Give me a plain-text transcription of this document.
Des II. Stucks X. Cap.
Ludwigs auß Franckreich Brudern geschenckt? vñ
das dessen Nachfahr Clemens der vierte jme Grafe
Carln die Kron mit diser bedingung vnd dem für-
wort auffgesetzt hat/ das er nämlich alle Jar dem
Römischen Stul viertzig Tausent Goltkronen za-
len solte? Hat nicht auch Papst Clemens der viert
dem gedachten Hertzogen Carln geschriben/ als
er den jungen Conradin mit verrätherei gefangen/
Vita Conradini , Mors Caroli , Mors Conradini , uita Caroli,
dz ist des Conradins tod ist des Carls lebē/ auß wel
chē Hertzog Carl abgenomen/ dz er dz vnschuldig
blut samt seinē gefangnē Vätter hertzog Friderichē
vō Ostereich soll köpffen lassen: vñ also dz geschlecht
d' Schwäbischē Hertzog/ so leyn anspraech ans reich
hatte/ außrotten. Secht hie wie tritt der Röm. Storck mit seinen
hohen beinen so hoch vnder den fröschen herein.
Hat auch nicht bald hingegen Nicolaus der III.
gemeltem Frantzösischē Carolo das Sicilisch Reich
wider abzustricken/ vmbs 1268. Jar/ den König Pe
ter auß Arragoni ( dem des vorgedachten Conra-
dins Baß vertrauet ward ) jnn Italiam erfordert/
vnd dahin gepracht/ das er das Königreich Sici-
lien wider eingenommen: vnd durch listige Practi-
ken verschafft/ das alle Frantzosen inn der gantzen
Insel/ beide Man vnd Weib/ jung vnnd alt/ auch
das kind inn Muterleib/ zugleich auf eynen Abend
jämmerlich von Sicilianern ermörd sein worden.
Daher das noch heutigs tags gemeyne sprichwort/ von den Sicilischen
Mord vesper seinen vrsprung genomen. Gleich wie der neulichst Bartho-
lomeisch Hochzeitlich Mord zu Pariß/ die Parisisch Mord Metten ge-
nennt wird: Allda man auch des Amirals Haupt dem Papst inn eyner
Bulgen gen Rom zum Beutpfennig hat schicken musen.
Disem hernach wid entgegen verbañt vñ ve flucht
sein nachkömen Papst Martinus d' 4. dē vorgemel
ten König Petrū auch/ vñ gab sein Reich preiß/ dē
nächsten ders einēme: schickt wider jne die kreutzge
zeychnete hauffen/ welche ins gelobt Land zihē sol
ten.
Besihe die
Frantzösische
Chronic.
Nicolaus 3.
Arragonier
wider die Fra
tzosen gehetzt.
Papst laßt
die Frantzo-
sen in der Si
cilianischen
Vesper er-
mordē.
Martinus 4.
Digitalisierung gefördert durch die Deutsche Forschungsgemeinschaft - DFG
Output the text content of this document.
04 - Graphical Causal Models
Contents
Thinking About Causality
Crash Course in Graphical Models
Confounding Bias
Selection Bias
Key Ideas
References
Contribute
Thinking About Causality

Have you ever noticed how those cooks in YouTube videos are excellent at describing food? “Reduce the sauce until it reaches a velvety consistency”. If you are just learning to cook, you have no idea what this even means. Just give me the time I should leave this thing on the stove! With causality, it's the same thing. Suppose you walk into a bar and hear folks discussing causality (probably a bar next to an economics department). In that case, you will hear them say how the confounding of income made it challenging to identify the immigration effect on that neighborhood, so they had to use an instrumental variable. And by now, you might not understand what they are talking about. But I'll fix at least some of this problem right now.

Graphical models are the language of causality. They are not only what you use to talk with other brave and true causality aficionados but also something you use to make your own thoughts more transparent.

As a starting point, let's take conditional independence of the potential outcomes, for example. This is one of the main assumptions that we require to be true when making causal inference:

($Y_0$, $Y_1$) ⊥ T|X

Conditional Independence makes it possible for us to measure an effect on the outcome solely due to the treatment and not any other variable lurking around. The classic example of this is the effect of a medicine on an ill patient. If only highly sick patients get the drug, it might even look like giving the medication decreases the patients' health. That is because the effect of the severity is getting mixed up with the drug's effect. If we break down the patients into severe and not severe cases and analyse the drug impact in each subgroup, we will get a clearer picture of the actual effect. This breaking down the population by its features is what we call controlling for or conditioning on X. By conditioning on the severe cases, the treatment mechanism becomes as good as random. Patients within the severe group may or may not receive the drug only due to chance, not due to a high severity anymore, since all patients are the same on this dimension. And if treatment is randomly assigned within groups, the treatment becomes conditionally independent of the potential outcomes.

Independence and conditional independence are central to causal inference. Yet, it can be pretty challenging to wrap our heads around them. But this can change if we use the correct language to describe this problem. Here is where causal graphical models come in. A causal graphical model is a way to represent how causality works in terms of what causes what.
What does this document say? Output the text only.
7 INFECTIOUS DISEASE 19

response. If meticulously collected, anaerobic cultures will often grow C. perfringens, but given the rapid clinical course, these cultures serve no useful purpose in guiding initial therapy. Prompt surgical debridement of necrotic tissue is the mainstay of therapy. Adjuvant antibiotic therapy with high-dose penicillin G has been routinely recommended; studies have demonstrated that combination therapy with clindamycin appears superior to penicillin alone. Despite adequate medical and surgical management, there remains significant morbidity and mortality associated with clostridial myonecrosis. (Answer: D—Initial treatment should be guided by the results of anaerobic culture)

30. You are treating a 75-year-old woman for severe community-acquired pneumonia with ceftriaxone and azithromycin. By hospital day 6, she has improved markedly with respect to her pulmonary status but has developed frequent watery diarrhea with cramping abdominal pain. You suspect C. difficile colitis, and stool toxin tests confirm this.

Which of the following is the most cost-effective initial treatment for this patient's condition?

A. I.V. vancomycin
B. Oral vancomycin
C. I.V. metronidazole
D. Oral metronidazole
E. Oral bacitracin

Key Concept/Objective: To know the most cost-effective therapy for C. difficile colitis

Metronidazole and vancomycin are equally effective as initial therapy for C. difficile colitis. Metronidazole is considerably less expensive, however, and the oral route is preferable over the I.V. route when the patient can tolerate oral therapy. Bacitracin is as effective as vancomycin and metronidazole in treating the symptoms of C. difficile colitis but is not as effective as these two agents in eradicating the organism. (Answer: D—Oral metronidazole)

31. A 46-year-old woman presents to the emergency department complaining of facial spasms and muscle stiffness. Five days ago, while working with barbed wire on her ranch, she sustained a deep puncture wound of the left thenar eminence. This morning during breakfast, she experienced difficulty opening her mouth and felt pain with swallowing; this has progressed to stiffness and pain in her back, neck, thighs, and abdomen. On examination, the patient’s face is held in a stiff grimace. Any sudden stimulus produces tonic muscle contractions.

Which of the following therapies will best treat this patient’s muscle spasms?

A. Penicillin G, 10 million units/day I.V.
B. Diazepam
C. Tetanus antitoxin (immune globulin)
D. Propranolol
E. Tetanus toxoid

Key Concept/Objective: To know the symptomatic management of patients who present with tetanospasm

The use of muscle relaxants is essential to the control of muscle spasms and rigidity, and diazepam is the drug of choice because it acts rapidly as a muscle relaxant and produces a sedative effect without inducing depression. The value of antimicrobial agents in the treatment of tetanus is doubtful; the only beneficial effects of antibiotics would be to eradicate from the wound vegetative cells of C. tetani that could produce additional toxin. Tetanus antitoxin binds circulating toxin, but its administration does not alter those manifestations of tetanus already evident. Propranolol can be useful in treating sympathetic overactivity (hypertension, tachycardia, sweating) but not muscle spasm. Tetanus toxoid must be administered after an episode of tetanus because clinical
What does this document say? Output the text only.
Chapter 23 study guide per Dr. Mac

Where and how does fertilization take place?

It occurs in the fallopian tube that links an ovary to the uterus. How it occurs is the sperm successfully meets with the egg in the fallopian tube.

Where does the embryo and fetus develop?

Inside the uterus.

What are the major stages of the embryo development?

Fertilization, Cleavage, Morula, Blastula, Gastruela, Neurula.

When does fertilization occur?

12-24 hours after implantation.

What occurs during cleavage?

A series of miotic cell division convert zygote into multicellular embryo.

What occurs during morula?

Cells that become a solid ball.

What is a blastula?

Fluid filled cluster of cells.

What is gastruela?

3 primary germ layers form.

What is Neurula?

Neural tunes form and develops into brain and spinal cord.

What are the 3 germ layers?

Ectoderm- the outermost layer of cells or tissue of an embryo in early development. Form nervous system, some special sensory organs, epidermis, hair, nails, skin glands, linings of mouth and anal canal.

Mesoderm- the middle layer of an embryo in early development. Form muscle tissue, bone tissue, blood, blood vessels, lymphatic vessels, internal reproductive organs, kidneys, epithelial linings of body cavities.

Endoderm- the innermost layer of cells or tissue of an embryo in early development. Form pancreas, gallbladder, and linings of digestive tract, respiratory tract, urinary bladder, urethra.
+++
Return a copy of every line in the records that includes the string "auch".

len solte? Hat nicht auch Papst Clemens der viert
Hat auch nicht bald hingegen Nicolaus der III.
Insel/ beide Man vnd Weib/ jung vnnd alt/ auch
nennt wird: Allda man auch des Amirals Haupt dem Papst inn eyner
ten König Petrū auch/ vñ gab sein Reich preiß/ dē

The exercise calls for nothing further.